[What is expected]
Copy out every line of the data exactly.

[Exercise material]

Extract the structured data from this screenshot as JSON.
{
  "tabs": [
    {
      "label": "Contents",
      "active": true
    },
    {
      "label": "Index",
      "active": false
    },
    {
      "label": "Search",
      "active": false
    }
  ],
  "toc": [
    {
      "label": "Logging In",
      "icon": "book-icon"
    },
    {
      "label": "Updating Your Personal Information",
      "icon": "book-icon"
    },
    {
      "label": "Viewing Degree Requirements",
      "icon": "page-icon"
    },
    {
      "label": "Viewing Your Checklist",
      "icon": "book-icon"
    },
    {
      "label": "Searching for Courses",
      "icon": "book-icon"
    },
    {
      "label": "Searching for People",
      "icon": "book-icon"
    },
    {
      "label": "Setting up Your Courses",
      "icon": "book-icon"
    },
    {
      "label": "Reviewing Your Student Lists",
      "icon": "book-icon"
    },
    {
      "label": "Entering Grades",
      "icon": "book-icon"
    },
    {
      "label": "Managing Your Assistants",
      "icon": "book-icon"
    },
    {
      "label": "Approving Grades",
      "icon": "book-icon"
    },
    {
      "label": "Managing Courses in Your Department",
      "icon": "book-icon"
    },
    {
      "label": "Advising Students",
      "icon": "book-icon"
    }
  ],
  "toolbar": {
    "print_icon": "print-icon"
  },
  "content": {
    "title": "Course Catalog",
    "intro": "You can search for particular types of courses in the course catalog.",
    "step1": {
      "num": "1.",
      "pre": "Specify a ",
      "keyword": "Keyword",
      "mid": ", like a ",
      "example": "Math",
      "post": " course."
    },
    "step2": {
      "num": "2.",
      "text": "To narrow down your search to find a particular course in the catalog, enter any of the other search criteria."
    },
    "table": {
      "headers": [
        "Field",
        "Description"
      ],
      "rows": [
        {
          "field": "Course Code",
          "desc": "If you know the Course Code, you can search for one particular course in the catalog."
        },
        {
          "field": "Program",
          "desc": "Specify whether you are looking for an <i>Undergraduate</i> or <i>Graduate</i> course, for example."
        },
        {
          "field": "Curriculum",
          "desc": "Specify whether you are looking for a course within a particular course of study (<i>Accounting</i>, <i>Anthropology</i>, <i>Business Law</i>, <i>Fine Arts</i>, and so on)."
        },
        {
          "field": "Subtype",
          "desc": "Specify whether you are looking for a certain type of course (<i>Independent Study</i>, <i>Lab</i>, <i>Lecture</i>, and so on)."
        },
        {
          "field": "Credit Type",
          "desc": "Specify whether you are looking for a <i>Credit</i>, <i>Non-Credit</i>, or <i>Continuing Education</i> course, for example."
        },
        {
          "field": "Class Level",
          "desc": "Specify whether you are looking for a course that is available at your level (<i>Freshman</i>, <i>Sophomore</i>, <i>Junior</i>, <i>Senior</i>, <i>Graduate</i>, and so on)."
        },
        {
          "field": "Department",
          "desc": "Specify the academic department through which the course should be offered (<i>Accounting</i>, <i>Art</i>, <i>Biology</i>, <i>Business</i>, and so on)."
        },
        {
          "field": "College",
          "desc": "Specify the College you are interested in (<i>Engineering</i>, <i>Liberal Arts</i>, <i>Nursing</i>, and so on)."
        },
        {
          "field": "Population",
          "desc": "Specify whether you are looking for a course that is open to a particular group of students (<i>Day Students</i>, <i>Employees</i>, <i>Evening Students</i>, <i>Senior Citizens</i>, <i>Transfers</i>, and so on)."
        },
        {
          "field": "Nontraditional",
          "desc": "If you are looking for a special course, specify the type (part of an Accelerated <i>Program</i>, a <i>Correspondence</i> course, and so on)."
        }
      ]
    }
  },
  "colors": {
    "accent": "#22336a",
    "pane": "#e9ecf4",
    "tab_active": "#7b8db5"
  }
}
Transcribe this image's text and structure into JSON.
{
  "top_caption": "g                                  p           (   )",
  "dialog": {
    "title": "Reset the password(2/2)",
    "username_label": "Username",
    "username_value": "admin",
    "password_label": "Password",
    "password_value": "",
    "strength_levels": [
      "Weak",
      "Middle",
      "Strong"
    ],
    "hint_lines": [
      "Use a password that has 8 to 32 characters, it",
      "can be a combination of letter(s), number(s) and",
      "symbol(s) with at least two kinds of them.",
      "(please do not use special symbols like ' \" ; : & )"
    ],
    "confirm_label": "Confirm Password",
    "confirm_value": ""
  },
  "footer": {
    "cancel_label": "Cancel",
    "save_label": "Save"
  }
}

[Expected answer]
Extract the structured data from this screenshot as JSON.
{
  "tabs": [
    {
      "label": "Contents",
      "active": true
    },
    {
      "label": "Index",
      "active": false
    },
    {
      "label": "Search",
      "active": false
    }
  ],
  "toc": [
    {
      "label": "Logging In",
      "icon": "book-icon"
    },
    {
      "label": "Updating Your Personal Information",
      "icon": "book-icon"
    },
    {
      "label": "Viewing Degree Requirements",
      "icon": "page-icon"
    },
    {
      "label": "Viewing Your Checklist",
      "icon": "book-icon"
    },
    {
      "label": "Searching for Courses",
      "icon": "book-icon"
    },
    {
      "label": "Searching for People",
      "icon": "book-icon"
    },
    {
      "label": "Setting up Your Courses",
      "icon": "book-icon"
    },
    {
      "label": "Reviewing Your Student Lists",
      "icon": "book-icon"
    },
    {
      "label": "Entering Grades",
      "icon": "book-icon"
    },
    {
      "label": "Managing Your Assistants",
      "icon": "book-icon"
    },
    {
      "label": "Approving Grades",
      "icon": "book-icon"
    },
    {
      "label": "Managing Courses in Your Department",
      "icon": "book-icon"
    },
    {
      "label": "Advising Students",
      "icon": "book-icon"
    }
  ],
  "toolbar": {
    "print_icon": "print-icon"
  },
  "content": {
    "title": "Course Catalog",
    "intro": "You can search for particular types of courses in the course catalog.",
    "step1": {
      "num": "1.",
      "pre": "Specify a ",
      "keyword": "Keyword",
      "mid": ", like a ",
      "example": "Math",
      "post": " course."
    },
    "step2": {
      "num": "2.",
      "text": "To narrow down your search to find a particular course in the catalog, enter any of the other search criteria."
    },
    "table": {
      "headers": [
        "Field",
        "Description"
      ],
      "rows": [
        {
          "field": "Course Code",
          "desc": "If you know the Course Code, you can search for one particular course in the catalog."
        },
        {
          "field": "Program",
          "desc": "Specify whether you are looking for an <i>Undergraduate</i> or <i>Graduate</i> course, for example."
        },
        {
          "field": "Curriculum",
          "desc": "Specify whether you are looking for a course within a particular course of study (<i>Accounting</i>, <i>Anthropology</i>, <i>Business Law</i>, <i>Fine Arts</i>, and so on)."
        },
        {
          "field": "Subtype",
          "desc": "Specify whether you are looking for a certain type of course (<i>Independent Study</i>, <i>Lab</i>, <i>Lecture</i>, and so on)."
        },
        {
          "field": "Credit Type",
          "desc": "Specify whether you are looking for a <i>Credit</i>, <i>Non-Credit</i>, or <i>Continuing Education</i> course, for example."
        },
        {
          "field": "Class Level",
          "desc": "Specify whether you are looking for a course that is available at your level (<i>Freshman</i>, <i>Sophomore</i>, <i>Junior</i>, <i>Senior</i>, <i>Graduate</i>, and so on)."
        },
        {
          "field": "Department",
          "desc": "Specify the academic department through which the course should be offered (<i>Accounting</i>, <i>Art</i>, <i>Biology</i>, <i>Business</i>, and so on)."
        },
        {
          "field": "College",
          "desc": "Specify the College you are interested in (<i>Engineering</i>, <i>Liberal Arts</i>, <i>Nursing</i>, and so on)."
        },
        {
          "field": "Population",
          "desc": "Specify whether you are looking for a course that is open to a particular group of students (<i>Day Students</i>, <i>Employees</i>, <i>Evening Students</i>, <i>Senior Citizens</i>, <i>Transfers</i>, and so on)."
        },
        {
          "field": "Nontraditional",
          "desc": "If you are looking for a special course, specify the type (part of an Accelerated <i>Program</i>, a <i>Correspondence</i> course, and so on)."
        }
      ]
    }
  },
  "colors": {
    "accent": "#22336a",
    "pane": "#e9ecf4",
    "tab_active": "#7b8db5"
  }
}
Transcribe this image's text and structure into JSON.
{
  "top_caption": "g                                  p           (   )",
  "dialog": {
    "title": "Reset the password(2/2)",
    "username_label": "Username",
    "username_value": "admin",
    "password_label": "Password",
    "password_value": "",
    "strength_levels": [
      "Weak",
      "Middle",
      "Strong"
    ],
    "hint_lines": [
      "Use a password that has 8 to 32 characters, it",
      "can be a combination of letter(s), number(s) and",
      "symbol(s) with at least two kinds of them.",
      "(please do not use special symbols like ' \" ; : & )"
    ],
    "confirm_label": "Confirm Password",
    "confirm_value": ""
  },
  "footer": {
    "cancel_label": "Cancel",
    "save_label": "Save"
  }
}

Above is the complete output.